Set out every line bearing the string "обеспечить".

Exercise data:
%%

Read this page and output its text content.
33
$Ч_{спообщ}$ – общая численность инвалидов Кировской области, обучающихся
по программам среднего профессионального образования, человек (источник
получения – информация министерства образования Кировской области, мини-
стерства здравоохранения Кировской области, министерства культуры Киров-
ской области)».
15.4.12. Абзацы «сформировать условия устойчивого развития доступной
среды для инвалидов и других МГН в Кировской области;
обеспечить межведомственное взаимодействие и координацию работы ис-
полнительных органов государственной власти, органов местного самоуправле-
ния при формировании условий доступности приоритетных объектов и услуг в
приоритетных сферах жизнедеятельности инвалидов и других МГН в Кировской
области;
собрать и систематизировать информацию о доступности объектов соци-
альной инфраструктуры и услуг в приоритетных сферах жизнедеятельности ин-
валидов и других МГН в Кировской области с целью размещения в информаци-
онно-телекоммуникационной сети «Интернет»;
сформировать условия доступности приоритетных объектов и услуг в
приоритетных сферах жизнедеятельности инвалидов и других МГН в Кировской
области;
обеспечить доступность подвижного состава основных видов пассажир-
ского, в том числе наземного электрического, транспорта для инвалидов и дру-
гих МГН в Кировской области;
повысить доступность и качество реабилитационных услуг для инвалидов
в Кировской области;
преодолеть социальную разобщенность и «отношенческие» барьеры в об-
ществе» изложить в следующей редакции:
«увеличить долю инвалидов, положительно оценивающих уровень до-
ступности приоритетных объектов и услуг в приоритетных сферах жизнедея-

%%

Final result:
обеспечить межведомственное взаимодействие и координацию работы ис-
обеспечить доступность подвижного состава основных видов пассажир-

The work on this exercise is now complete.